▶ [PROBLEM]: In full and without alteration, repeat the material.

** BEGIN INFORMATION PROVIDED **

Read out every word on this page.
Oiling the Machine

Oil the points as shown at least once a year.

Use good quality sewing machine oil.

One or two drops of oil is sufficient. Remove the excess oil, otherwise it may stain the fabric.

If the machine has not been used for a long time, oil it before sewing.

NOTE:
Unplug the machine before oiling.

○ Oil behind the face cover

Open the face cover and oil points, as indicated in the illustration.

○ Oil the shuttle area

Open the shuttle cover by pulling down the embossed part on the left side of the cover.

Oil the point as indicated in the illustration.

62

** END INFORMATION PROVIDED **

▶ [FULL OUTPUT]:
Read out every word on this page.
Oiling the Machine

Oil the points as shown at least once a year.

Use good quality sewing machine oil.

One or two drops of oil is sufficient. Remove the excess oil, otherwise it may stain the fabric.

If the machine has not been used for a long time, oil it before sewing.

NOTE:
Unplug the machine before oiling.

○ Oil behind the face cover

Open the face cover and oil points, as indicated in the illustration.

○ Oil the shuttle area

Open the shuttle cover by pulling down the embossed part on the left side of the cover.

Oil the point as indicated in the illustration.

62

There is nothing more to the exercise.